◆ **Given task**: Go through the material below, count the lines with the word "kidney", and reply with the count alone.

◆ **Input for this task**:
-- Start --
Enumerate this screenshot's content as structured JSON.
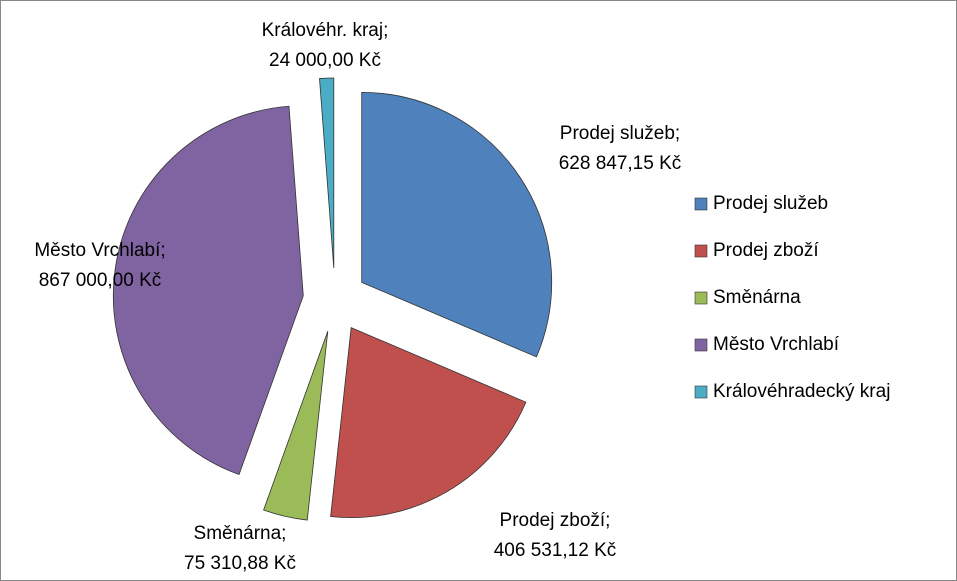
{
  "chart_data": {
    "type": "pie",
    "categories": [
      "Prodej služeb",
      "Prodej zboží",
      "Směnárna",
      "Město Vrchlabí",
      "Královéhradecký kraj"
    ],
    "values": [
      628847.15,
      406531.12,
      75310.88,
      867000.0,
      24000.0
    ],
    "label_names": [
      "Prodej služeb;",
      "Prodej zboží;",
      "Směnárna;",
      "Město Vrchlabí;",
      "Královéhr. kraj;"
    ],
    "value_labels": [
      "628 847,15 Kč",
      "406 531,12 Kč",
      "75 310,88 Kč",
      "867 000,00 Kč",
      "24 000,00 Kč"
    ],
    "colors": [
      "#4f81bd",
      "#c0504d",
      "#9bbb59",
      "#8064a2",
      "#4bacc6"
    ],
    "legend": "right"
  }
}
-- End --
-- Start --
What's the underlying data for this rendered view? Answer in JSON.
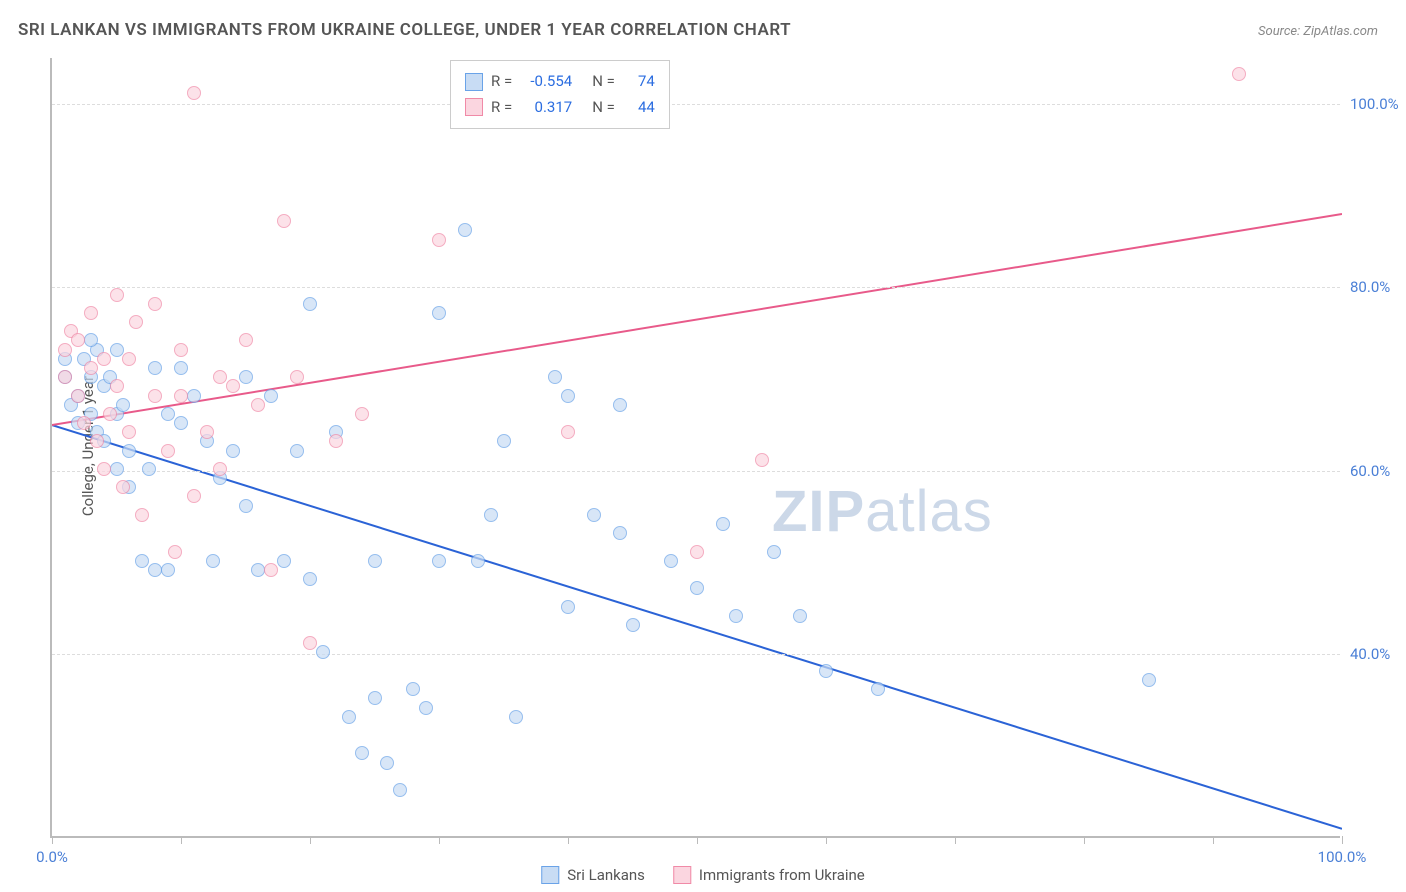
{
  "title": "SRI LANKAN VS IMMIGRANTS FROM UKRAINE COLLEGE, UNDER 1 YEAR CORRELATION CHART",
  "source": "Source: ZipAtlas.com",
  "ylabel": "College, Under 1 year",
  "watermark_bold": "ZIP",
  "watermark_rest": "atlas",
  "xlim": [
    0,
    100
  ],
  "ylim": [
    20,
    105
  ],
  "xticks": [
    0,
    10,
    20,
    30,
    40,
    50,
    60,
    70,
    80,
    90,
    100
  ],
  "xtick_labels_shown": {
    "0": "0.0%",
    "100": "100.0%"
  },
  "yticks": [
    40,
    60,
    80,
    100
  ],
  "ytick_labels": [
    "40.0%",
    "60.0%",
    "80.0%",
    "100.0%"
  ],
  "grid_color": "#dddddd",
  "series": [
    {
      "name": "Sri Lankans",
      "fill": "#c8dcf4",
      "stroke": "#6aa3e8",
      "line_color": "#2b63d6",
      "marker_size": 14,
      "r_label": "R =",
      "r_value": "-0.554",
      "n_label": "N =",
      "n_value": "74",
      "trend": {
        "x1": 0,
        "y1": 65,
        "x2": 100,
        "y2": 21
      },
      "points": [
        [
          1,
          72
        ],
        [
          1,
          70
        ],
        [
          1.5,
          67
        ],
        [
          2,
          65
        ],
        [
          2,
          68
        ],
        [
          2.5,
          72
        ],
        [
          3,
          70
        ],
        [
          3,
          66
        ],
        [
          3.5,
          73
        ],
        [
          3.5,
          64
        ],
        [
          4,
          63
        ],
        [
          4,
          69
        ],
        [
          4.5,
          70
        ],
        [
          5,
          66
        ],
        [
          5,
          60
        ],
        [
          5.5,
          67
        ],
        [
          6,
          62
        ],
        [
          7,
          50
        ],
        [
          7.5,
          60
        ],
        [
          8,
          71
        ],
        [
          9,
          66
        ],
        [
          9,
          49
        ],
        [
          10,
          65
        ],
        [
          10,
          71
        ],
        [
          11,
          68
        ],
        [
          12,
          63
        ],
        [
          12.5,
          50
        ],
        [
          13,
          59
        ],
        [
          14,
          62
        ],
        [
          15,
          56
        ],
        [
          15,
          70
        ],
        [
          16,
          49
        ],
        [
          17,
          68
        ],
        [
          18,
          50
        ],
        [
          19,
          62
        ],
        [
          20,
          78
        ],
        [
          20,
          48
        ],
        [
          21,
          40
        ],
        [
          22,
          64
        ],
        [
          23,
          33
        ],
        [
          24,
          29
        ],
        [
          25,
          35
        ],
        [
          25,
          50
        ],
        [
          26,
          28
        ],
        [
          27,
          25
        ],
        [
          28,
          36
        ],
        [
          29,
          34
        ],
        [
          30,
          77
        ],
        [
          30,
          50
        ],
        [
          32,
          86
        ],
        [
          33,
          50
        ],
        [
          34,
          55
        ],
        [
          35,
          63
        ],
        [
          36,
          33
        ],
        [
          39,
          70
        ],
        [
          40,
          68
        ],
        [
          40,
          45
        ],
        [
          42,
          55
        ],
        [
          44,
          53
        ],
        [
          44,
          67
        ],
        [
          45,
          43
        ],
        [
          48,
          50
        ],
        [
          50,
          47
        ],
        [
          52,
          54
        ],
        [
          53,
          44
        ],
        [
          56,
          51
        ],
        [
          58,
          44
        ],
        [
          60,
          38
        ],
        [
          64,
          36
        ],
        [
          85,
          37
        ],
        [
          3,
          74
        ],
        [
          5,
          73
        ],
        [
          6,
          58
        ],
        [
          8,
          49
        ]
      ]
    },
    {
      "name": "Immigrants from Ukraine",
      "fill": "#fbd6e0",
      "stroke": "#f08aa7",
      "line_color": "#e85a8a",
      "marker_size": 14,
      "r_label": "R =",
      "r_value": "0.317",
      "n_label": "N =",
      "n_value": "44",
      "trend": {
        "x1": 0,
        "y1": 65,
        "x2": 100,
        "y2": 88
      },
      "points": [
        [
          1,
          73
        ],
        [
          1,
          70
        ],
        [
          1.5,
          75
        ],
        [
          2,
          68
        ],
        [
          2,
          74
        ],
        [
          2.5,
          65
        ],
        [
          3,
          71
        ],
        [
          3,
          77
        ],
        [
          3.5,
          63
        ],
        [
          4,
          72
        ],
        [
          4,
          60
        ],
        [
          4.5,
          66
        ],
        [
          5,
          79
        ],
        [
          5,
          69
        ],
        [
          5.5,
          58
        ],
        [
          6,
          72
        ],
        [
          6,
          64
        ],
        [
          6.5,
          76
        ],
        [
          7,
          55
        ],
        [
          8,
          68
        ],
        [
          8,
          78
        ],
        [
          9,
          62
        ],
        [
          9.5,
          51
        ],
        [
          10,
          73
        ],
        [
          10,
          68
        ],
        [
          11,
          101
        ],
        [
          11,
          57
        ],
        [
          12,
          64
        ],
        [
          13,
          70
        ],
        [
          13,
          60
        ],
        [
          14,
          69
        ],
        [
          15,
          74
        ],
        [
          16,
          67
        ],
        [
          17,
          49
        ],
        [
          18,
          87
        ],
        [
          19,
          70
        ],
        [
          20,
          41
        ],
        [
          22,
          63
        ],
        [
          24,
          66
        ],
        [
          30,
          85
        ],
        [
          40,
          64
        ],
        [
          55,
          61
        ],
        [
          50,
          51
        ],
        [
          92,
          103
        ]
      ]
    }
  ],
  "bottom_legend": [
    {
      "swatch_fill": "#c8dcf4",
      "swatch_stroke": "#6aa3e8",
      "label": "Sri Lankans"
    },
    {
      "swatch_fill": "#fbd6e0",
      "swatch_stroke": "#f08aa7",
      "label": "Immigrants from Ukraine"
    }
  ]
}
-- End --
-- Start --
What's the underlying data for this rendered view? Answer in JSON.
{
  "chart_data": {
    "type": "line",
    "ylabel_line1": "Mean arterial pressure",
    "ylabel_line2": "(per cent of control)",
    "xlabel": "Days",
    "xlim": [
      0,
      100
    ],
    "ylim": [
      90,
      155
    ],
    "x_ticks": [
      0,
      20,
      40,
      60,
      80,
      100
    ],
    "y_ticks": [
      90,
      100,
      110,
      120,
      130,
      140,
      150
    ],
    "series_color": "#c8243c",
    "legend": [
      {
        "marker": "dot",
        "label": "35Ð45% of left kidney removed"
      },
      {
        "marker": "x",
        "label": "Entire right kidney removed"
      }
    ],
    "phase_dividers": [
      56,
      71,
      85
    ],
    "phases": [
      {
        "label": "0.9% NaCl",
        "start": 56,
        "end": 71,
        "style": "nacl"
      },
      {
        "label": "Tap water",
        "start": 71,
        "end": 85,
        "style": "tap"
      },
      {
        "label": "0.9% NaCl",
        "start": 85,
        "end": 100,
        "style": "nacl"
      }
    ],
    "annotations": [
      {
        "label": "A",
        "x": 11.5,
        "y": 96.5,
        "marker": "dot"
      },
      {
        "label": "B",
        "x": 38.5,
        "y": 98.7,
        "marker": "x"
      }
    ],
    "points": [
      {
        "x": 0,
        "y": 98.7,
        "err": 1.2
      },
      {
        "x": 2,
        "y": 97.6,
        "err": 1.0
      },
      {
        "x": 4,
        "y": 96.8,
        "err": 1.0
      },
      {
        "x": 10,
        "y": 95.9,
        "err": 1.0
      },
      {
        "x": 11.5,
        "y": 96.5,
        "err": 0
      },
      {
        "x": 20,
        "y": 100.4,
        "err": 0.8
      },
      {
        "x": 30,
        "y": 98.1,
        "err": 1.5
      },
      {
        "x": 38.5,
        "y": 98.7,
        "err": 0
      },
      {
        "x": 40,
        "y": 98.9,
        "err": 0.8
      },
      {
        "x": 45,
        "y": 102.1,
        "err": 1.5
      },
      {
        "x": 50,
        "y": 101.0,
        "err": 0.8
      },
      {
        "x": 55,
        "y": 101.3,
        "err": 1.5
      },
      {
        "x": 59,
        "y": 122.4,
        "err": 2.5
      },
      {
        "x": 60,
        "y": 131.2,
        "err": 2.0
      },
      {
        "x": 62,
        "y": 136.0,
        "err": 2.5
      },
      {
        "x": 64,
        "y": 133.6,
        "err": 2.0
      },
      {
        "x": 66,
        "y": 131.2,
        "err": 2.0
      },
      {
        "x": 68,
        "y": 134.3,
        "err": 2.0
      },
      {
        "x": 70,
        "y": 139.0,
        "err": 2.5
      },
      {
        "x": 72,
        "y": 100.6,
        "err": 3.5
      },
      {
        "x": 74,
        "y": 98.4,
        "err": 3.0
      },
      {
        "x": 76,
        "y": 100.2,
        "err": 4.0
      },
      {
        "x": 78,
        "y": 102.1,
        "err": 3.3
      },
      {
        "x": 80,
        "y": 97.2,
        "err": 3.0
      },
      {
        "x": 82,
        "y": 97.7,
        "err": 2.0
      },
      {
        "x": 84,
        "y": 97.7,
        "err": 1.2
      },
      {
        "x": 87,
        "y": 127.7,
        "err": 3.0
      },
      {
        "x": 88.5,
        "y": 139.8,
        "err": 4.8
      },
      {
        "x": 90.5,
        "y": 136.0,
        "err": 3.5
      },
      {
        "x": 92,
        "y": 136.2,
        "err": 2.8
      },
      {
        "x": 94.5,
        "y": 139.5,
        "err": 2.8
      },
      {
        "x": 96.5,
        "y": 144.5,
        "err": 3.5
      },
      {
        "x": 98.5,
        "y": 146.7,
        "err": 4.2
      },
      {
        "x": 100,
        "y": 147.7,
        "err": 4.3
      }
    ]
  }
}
-- End --
◆ **Answer to this task**: 2